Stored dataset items
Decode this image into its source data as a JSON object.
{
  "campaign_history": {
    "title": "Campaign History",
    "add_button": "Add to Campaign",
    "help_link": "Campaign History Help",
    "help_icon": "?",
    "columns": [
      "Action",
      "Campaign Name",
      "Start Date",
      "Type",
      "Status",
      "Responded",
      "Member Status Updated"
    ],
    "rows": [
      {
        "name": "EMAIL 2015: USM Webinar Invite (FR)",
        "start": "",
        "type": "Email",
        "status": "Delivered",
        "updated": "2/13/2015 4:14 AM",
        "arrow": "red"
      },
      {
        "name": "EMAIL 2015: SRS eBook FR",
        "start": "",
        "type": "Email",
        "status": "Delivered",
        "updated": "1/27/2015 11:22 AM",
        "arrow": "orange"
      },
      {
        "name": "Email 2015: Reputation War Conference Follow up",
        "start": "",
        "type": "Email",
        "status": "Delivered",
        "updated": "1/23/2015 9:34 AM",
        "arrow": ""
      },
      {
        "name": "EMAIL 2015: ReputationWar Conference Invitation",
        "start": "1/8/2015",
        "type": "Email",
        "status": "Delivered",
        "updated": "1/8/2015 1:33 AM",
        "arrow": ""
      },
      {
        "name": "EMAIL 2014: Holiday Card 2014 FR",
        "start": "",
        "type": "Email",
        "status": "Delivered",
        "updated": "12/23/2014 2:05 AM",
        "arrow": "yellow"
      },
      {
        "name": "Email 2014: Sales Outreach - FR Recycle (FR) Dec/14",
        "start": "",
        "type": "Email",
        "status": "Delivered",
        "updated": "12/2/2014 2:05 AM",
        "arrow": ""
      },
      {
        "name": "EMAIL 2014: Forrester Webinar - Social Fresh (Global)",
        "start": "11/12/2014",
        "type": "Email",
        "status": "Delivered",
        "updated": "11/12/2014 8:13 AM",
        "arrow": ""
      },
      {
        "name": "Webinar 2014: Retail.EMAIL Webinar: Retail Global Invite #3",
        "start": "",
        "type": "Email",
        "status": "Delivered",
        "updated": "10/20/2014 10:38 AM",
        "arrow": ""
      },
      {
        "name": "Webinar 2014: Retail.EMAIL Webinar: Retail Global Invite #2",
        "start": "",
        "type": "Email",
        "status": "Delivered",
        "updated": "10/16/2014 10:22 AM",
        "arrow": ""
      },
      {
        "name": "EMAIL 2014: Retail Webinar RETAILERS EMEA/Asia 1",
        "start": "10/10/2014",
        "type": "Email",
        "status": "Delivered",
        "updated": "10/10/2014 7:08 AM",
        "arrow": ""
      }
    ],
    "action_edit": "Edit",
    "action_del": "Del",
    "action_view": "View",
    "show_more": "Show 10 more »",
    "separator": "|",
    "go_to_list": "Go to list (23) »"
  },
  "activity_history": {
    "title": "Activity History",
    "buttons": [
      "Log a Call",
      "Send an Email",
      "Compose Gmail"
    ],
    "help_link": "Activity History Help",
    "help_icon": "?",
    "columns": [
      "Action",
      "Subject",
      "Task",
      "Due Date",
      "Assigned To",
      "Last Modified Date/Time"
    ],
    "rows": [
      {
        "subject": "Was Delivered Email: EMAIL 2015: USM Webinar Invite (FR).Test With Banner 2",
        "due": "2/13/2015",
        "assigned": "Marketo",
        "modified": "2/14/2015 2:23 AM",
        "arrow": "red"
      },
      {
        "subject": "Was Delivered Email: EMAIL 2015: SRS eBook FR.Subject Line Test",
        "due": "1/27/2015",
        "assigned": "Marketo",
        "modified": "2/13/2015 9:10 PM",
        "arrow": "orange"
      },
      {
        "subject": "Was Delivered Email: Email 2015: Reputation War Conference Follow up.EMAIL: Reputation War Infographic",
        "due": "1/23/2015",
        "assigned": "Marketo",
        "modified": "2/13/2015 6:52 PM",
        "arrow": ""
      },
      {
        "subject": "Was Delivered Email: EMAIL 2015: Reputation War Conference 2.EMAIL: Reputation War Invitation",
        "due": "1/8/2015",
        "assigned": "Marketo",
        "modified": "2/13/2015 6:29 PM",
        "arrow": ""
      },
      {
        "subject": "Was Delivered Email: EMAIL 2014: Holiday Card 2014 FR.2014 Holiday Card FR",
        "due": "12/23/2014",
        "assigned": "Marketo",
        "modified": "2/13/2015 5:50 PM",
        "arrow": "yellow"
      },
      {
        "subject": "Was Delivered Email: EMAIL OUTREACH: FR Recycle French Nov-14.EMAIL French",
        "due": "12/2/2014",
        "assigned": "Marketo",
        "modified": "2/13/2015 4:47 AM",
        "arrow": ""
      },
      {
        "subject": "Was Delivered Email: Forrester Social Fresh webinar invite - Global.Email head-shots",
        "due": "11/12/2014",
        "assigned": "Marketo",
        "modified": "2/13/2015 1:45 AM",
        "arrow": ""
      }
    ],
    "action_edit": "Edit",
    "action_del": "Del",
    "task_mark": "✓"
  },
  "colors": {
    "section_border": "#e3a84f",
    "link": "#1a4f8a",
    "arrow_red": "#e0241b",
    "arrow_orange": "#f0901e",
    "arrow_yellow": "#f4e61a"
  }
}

▸ Short task
Set down the listing above in full, please, exactly as it appears.

▸ Result of this exercise
Decode this image into its source data as a JSON object.
{
  "campaign_history": {
    "title": "Campaign History",
    "add_button": "Add to Campaign",
    "help_link": "Campaign History Help",
    "help_icon": "?",
    "columns": [
      "Action",
      "Campaign Name",
      "Start Date",
      "Type",
      "Status",
      "Responded",
      "Member Status Updated"
    ],
    "rows": [
      {
        "name": "EMAIL 2015: USM Webinar Invite (FR)",
        "start": "",
        "type": "Email",
        "status": "Delivered",
        "updated": "2/13/2015 4:14 AM",
        "arrow": "red"
      },
      {
        "name": "EMAIL 2015: SRS eBook FR",
        "start": "",
        "type": "Email",
        "status": "Delivered",
        "updated": "1/27/2015 11:22 AM",
        "arrow": "orange"
      },
      {
        "name": "Email 2015: Reputation War Conference Follow up",
        "start": "",
        "type": "Email",
        "status": "Delivered",
        "updated": "1/23/2015 9:34 AM",
        "arrow": ""
      },
      {
        "name": "EMAIL 2015: ReputationWar Conference Invitation",
        "start": "1/8/2015",
        "type": "Email",
        "status": "Delivered",
        "updated": "1/8/2015 1:33 AM",
        "arrow": ""
      },
      {
        "name": "EMAIL 2014: Holiday Card 2014 FR",
        "start": "",
        "type": "Email",
        "status": "Delivered",
        "updated": "12/23/2014 2:05 AM",
        "arrow": "yellow"
      },
      {
        "name": "Email 2014: Sales Outreach - FR Recycle (FR) Dec/14",
        "start": "",
        "type": "Email",
        "status": "Delivered",
        "updated": "12/2/2014 2:05 AM",
        "arrow": ""
      },
      {
        "name": "EMAIL 2014: Forrester Webinar - Social Fresh (Global)",
        "start": "11/12/2014",
        "type": "Email",
        "status": "Delivered",
        "updated": "11/12/2014 8:13 AM",
        "arrow": ""
      },
      {
        "name": "Webinar 2014: Retail.EMAIL Webinar: Retail Global Invite #3",
        "start": "",
        "type": "Email",
        "status": "Delivered",
        "updated": "10/20/2014 10:38 AM",
        "arrow": ""
      },
      {
        "name": "Webinar 2014: Retail.EMAIL Webinar: Retail Global Invite #2",
        "start": "",
        "type": "Email",
        "status": "Delivered",
        "updated": "10/16/2014 10:22 AM",
        "arrow": ""
      },
      {
        "name": "EMAIL 2014: Retail Webinar RETAILERS EMEA/Asia 1",
        "start": "10/10/2014",
        "type": "Email",
        "status": "Delivered",
        "updated": "10/10/2014 7:08 AM",
        "arrow": ""
      }
    ],
    "action_edit": "Edit",
    "action_del": "Del",
    "action_view": "View",
    "show_more": "Show 10 more »",
    "separator": "|",
    "go_to_list": "Go to list (23) »"
  },
  "activity_history": {
    "title": "Activity History",
    "buttons": [
      "Log a Call",
      "Send an Email",
      "Compose Gmail"
    ],
    "help_link": "Activity History Help",
    "help_icon": "?",
    "columns": [
      "Action",
      "Subject",
      "Task",
      "Due Date",
      "Assigned To",
      "Last Modified Date/Time"
    ],
    "rows": [
      {
        "subject": "Was Delivered Email: EMAIL 2015: USM Webinar Invite (FR).Test With Banner 2",
        "due": "2/13/2015",
        "assigned": "Marketo",
        "modified": "2/14/2015 2:23 AM",
        "arrow": "red"
      },
      {
        "subject": "Was Delivered Email: EMAIL 2015: SRS eBook FR.Subject Line Test",
        "due": "1/27/2015",
        "assigned": "Marketo",
        "modified": "2/13/2015 9:10 PM",
        "arrow": "orange"
      },
      {
        "subject": "Was Delivered Email: Email 2015: Reputation War Conference Follow up.EMAIL: Reputation War Infographic",
        "due": "1/23/2015",
        "assigned": "Marketo",
        "modified": "2/13/2015 6:52 PM",
        "arrow": ""
      },
      {
        "subject": "Was Delivered Email: EMAIL 2015: Reputation War Conference 2.EMAIL: Reputation War Invitation",
        "due": "1/8/2015",
        "assigned": "Marketo",
        "modified": "2/13/2015 6:29 PM",
        "arrow": ""
      },
      {
        "subject": "Was Delivered Email: EMAIL 2014: Holiday Card 2014 FR.2014 Holiday Card FR",
        "due": "12/23/2014",
        "assigned": "Marketo",
        "modified": "2/13/2015 5:50 PM",
        "arrow": "yellow"
      },
      {
        "subject": "Was Delivered Email: EMAIL OUTREACH: FR Recycle French Nov-14.EMAIL French",
        "due": "12/2/2014",
        "assigned": "Marketo",
        "modified": "2/13/2015 4:47 AM",
        "arrow": ""
      },
      {
        "subject": "Was Delivered Email: Forrester Social Fresh webinar invite - Global.Email head-shots",
        "due": "11/12/2014",
        "assigned": "Marketo",
        "modified": "2/13/2015 1:45 AM",
        "arrow": ""
      }
    ],
    "action_edit": "Edit",
    "action_del": "Del",
    "task_mark": "✓"
  },
  "colors": {
    "section_border": "#e3a84f",
    "link": "#1a4f8a",
    "arrow_red": "#e0241b",
    "arrow_orange": "#f0901e",
    "arrow_yellow": "#f4e61a"
  }
}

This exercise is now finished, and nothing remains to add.